─── EXTRACTED INFORMATION

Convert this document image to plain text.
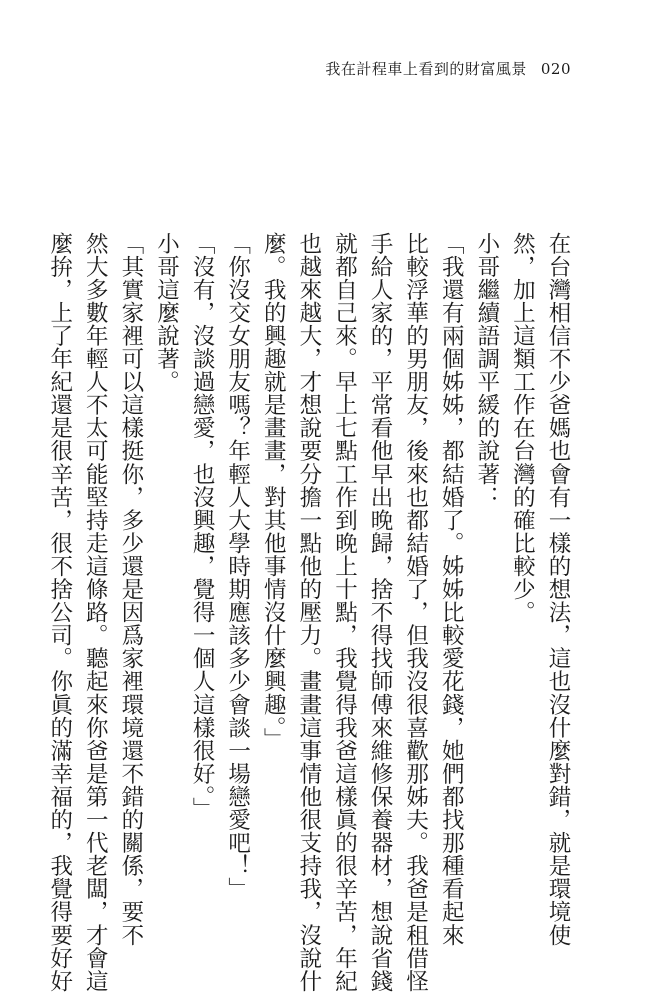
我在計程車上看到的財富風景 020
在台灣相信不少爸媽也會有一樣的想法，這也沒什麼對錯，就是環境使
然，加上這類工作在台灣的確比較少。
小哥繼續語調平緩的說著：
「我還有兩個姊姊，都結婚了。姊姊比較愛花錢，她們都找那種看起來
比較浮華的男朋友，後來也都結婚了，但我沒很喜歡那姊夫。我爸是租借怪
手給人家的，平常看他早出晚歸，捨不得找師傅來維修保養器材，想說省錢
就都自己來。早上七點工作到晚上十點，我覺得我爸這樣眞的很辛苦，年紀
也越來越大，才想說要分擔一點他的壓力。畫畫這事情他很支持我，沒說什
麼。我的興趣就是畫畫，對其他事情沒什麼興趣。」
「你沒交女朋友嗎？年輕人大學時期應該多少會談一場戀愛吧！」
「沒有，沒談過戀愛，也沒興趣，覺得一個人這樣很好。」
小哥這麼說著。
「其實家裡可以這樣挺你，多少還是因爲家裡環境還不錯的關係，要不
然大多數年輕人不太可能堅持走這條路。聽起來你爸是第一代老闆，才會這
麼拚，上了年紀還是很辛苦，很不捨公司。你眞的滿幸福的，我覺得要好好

──────

WRITTEN REQUEST: Would you set down the listing exactly, omitting pictures?

THE ANSWER:
Convert this document image to plain text.
我在計程車上看到的財富風景 020
在台灣相信不少爸媽也會有一樣的想法，這也沒什麼對錯，就是環境使
然，加上這類工作在台灣的確比較少。
小哥繼續語調平緩的說著：
「我還有兩個姊姊，都結婚了。姊姊比較愛花錢，她們都找那種看起來
比較浮華的男朋友，後來也都結婚了，但我沒很喜歡那姊夫。我爸是租借怪
手給人家的，平常看他早出晚歸，捨不得找師傅來維修保養器材，想說省錢
就都自己來。早上七點工作到晚上十點，我覺得我爸這樣眞的很辛苦，年紀
也越來越大，才想說要分擔一點他的壓力。畫畫這事情他很支持我，沒說什
麼。我的興趣就是畫畫，對其他事情沒什麼興趣。」
「你沒交女朋友嗎？年輕人大學時期應該多少會談一場戀愛吧！」
「沒有，沒談過戀愛，也沒興趣，覺得一個人這樣很好。」
小哥這麼說著。
「其實家裡可以這樣挺你，多少還是因爲家裡環境還不錯的關係，要不
然大多數年輕人不太可能堅持走這條路。聽起來你爸是第一代老闆，才會這
麼拚，上了年紀還是很辛苦，很不捨公司。你眞的滿幸福的，我覺得要好好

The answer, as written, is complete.